PROBLEM DESCRIPTION – Please render the rows below as a Markdown table with the columns Number and Entry, giving each line its own number and skipping blank lines and the pictures.

INPUT RECORDS –
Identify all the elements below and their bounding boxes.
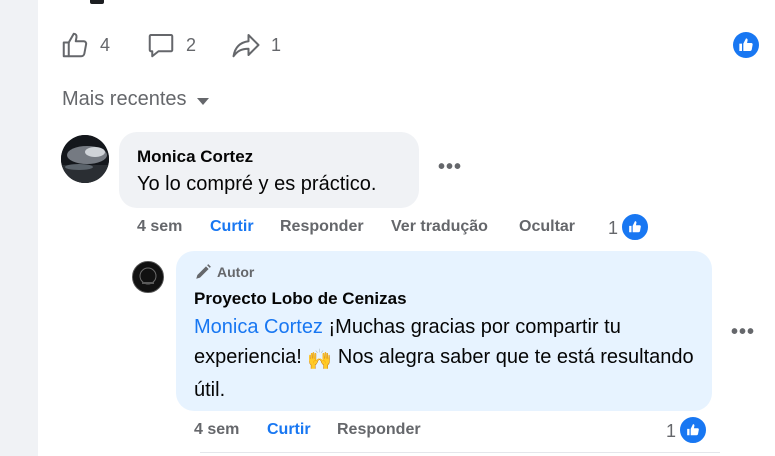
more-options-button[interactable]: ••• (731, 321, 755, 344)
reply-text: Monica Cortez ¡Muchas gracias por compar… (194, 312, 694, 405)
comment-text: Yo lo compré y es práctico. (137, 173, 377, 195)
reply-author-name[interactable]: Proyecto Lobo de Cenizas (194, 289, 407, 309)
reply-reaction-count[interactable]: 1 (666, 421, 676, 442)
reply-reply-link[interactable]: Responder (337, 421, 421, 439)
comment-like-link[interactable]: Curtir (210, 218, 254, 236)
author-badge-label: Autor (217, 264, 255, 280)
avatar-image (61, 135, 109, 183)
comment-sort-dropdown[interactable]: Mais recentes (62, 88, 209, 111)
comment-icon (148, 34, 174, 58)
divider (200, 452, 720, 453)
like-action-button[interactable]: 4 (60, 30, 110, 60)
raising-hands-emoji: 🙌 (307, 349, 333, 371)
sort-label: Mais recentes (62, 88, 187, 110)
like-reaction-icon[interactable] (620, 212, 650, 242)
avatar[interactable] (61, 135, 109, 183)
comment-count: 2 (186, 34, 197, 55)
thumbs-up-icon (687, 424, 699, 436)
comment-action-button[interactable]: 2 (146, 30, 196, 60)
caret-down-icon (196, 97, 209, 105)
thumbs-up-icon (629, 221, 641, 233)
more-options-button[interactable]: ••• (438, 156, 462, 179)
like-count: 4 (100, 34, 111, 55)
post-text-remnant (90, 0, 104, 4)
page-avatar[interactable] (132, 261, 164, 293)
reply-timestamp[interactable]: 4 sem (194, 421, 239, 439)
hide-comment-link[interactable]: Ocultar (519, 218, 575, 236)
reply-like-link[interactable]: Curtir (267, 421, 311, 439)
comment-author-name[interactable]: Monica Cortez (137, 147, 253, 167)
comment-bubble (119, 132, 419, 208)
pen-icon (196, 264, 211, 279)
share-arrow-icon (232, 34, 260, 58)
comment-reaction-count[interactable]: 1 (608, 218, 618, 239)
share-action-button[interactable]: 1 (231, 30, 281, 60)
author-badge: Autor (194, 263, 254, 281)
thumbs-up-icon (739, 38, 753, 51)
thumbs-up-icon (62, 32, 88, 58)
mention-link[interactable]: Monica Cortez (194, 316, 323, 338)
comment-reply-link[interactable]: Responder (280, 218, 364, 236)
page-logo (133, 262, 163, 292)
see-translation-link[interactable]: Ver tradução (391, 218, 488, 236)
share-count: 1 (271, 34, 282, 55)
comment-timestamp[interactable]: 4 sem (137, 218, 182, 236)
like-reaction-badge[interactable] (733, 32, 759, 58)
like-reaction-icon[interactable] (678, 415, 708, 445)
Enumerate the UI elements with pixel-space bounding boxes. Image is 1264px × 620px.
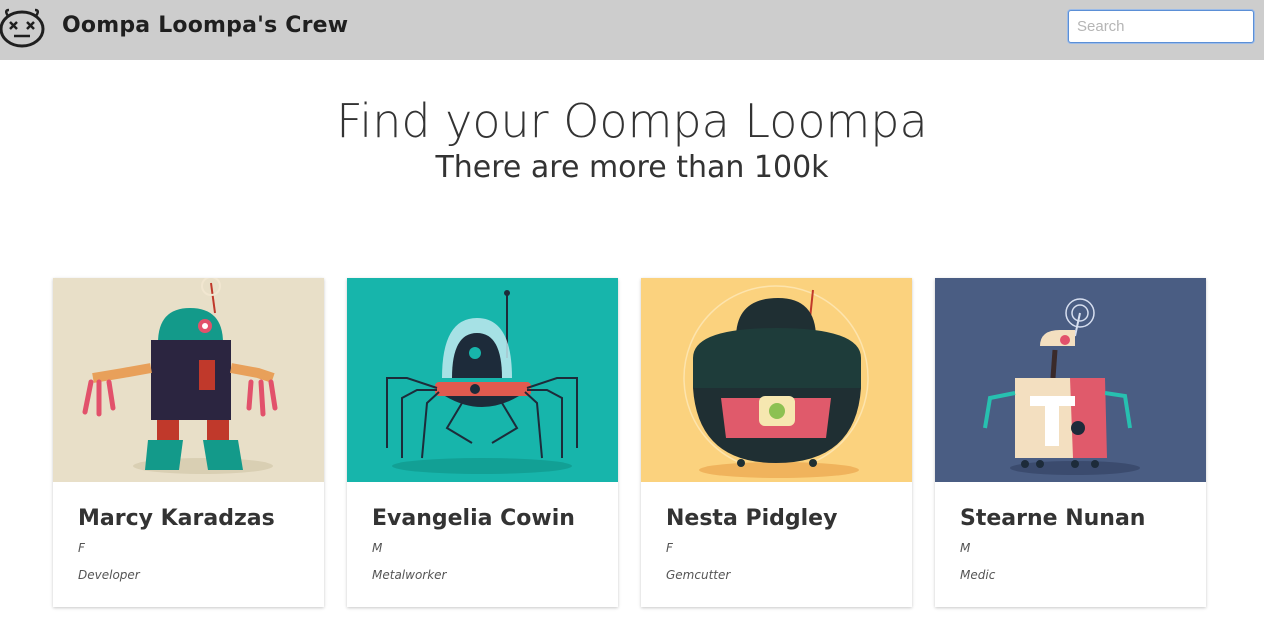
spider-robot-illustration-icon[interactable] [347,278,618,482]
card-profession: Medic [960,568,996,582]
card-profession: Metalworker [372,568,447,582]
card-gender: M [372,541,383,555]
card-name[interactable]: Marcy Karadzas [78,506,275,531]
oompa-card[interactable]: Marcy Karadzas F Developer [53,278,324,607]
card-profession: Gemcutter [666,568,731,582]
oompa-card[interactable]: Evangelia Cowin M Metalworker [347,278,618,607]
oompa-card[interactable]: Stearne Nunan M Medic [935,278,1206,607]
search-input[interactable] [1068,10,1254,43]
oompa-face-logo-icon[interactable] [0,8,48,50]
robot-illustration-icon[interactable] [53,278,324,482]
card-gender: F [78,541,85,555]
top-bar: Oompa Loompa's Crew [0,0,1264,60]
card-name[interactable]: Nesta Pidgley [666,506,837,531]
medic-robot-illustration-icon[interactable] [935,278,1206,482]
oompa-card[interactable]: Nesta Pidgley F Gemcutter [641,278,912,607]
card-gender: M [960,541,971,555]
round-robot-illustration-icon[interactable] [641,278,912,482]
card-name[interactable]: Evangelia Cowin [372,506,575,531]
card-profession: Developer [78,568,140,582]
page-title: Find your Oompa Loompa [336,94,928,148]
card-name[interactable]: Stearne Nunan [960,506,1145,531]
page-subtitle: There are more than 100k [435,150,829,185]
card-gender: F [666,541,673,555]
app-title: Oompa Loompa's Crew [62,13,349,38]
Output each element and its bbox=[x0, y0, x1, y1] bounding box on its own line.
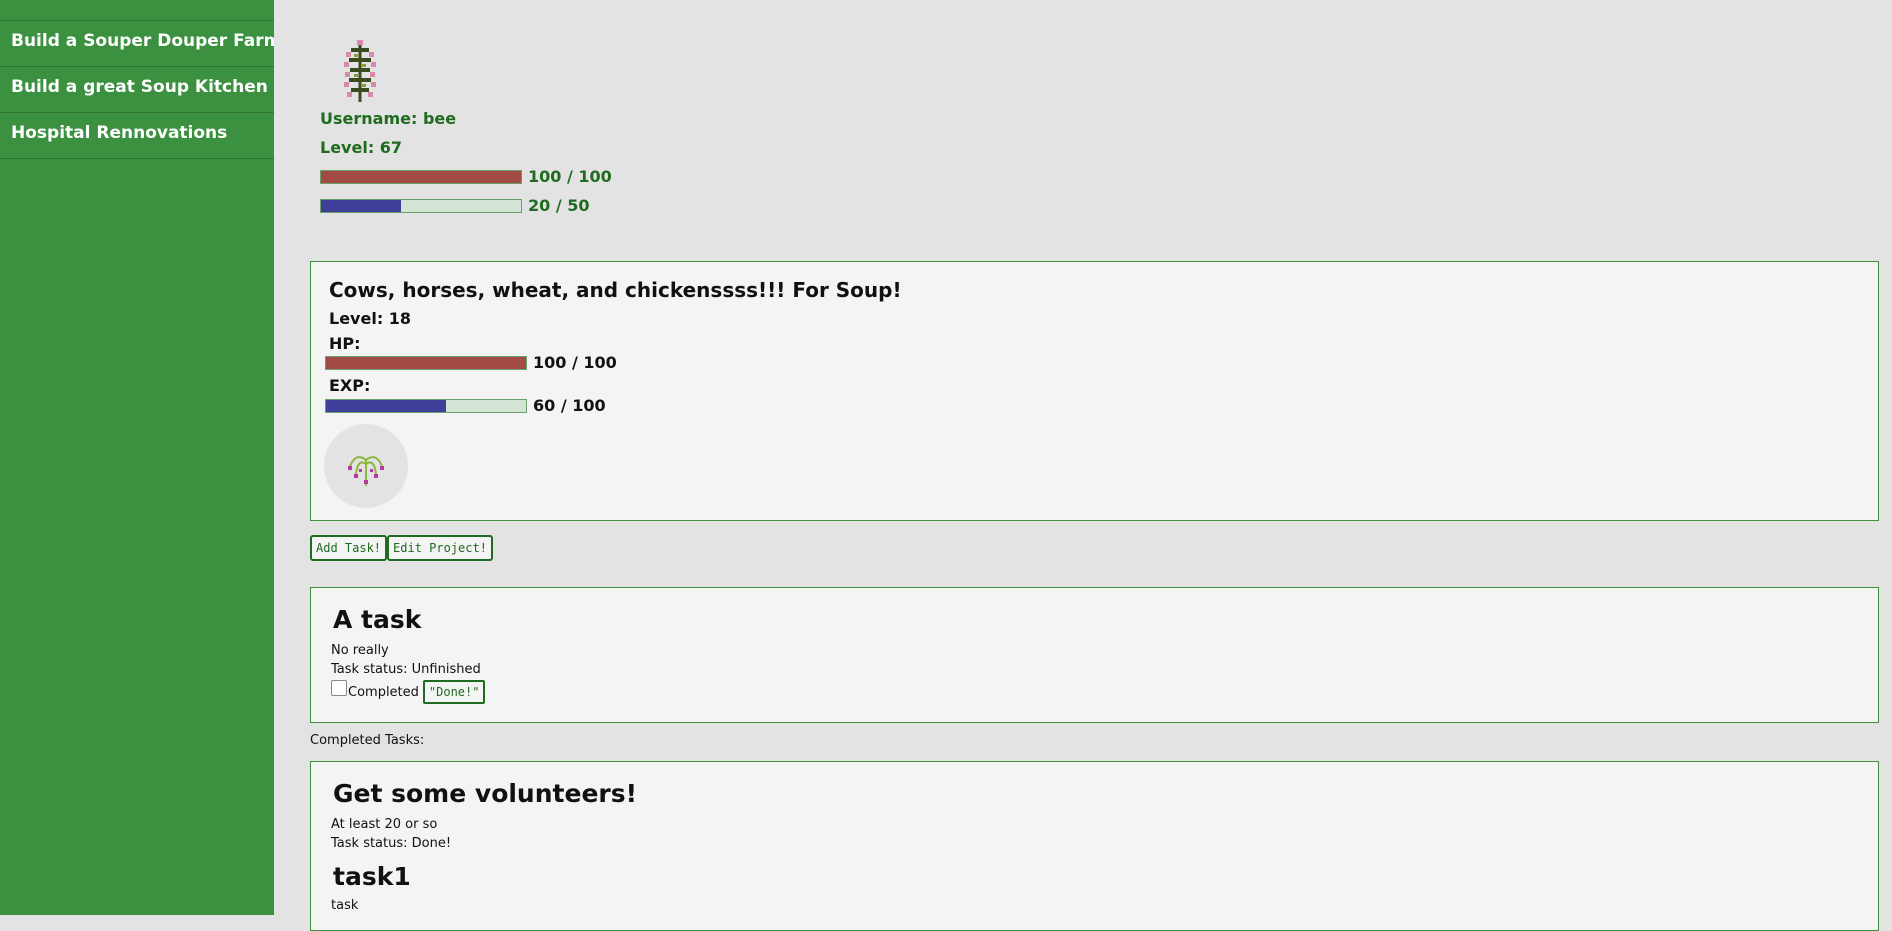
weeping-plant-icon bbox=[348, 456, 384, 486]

THE RESULT –
| Number | Entry |
|---|---|
| 1 | Identify all the elements below and their bounding boxes. |
| 2 | more-options-button[interactable]: ••• (731, 321, 755, 344) |
| 3 | reply-text: Monica Cortez ¡Muchas gracias por compar… (194, 312, 694, 405) |
| 4 | comment-text: Yo lo compré y es práctico. (137, 173, 377, 195) |
| 5 | reply-author-name[interactable]: Proyecto Lobo de Cenizas (194, 289, 407, 309) |
| 6 | reply-reaction-count[interactable]: 1 (666, 421, 676, 442) |
| 7 | reply-reply-link[interactable]: Responder (337, 421, 421, 439) |
| 8 | comment-like-link[interactable]: Curtir (210, 218, 254, 236) |
| 9 | author-badge-label: Autor (217, 264, 255, 280) |
| 10 | avatar-image (61, 135, 109, 183) |
| 11 | comment-sort-dropdown[interactable]: Mais recentes (62, 88, 209, 111) |
| 12 | comment-icon (148, 34, 174, 58) |
| 13 | divider (200, 452, 720, 453) |
| 14 | like-action-button[interactable]: 4 (60, 30, 110, 60) |
| 15 | raising-hands-emoji: 🙌 (307, 349, 333, 371) |
| 16 | sort-label: Mais recentes (62, 88, 187, 110) |
| 17 | like-reaction-icon[interactable] (620, 212, 650, 242) |
| 18 | avatar[interactable] (61, 135, 109, 183) |
| 19 | comment-count: 2 (186, 34, 197, 55) |
| 20 | thumbs-up-icon (687, 424, 699, 436) |
| 21 | comment-action-button[interactable]: 2 (146, 30, 196, 60) |
| 22 | caret-down-icon (196, 97, 209, 105) |
| 23 | thumbs-up-icon (629, 221, 641, 233) |
| 24 | more-options-button[interactable]: ••• (438, 156, 462, 179) |
| 25 | like-count: 4 (100, 34, 111, 55) |
| 26 | post-text-remnant (90, 0, 104, 4) |
| 27 | page-avatar[interactable] (132, 261, 164, 293) |
| 28 | reply-timestamp[interactable]: 4 sem (194, 421, 239, 439) |
| 29 | hide-comment-link[interactable]: Ocultar (519, 218, 575, 236) |
| 30 | reply-like-link[interactable]: Curtir (267, 421, 311, 439) |
| 31 | comment-author-name[interactable]: Monica Cortez (137, 147, 253, 167) |
| 32 | comment-bubble (119, 132, 419, 208) |
| 33 | pen-icon (196, 264, 211, 279) |
| 34 | share-arrow-icon (232, 34, 260, 58) |
| 35 | comment-reaction-count[interactable]: 1 (608, 218, 618, 239) |
| 36 | share-action-button[interactable]: 1 (231, 30, 281, 60) |
| 37 | author-badge: Autor (194, 263, 254, 281) |
| 38 | thumbs-up-icon (739, 38, 753, 51) |
| 39 | thumbs-up-icon (62, 32, 88, 58) |
| 40 | mention-link[interactable]: Monica Cortez (194, 316, 323, 338) |
| 41 | comment-reply-link[interactable]: Responder (280, 218, 364, 236) |
| 42 | page-logo (133, 262, 163, 292) |
| 43 | see-translation-link[interactable]: Ver tradução (391, 218, 488, 236) |
| 44 | share-count: 1 (271, 34, 282, 55) |
| 45 | comment-timestamp[interactable]: 4 sem (137, 218, 182, 236) |
| 46 | like-reaction-badge[interactable] (733, 32, 759, 58) |
| 47 | like-reaction-icon[interactable] (678, 415, 708, 445) |
| 48 | Enumerate the UI elements with pixel-space bounding boxes. Image is 1264px × 620px. |
| 49 | spider-robot-illustration-icon[interactable] [347,278,618,482] |
| 50 | card-profession: Medic [960,568,996,582] |
| 51 | card-profession: Metalworker [372,568,447,582] |
| 52 | card-gender: M [372,541,383,555] |
| 53 | card-name[interactable]: Marcy Karadzas [78,506,275,531] |
| 54 | oompa-card[interactable]: Marcy Karadzas F Developer [53,278,324,607] |
| 55 | card-profession: Gemcutter [666,568,731,582] |
| 56 | oompa-card[interactable]: Evangelia Cowin M Metalworker [347,278,618,607] |
| 57 | oompa-card[interactable]: Stearne Nunan M Medic [935,278,1206,607] |
| 58 | search-input[interactable] [1068,10,1254,43] |
| 59 | oompa-face-logo-icon[interactable] [0,8,48,50] |
| 60 | robot-illustration-icon[interactable] [53,278,324,482] |
| 61 | card-gender: F [78,541,85,555] |
| 62 | top-bar: Oompa Loompa's Crew [0,0,1264,60] |
| 63 | card-name[interactable]: Nesta Pidgley [666,506,837,531] |
| 64 | medic-robot-illustration-icon[interactable] [935,278,1206,482] |
| 65 | oompa-card[interactable]: Nesta Pidgley F Gemcutter [641,278,912,607] |
| 66 | card-gender: M [960,541,971,555] |
| 67 | round-robot-illustration-icon[interactable] [641,278,912,482] |
| 68 | card-name[interactable]: Evangelia Cowin [372,506,575,531] |
| 69 | card-profession: Developer [78,568,140,582] |
| 70 | page-title: Find your Oompa Loompa [336,94,928,148] |
| 71 | card-name[interactable]: Stearne Nunan [960,506,1145,531] |
| 72 | page-subtitle: There are more than 100k [435,150,829,185] |
| 73 | card-gender: F [666,541,673,555] |
| 74 | app-title: Oompa Loompa's Crew [62,13,349,38] |
| 75 | Output each element and its bbox=[x0, y0, x1, y1] bounding box on its own line. |
| 76 | weeping-plant-icon bbox=[348, 456, 384, 486] |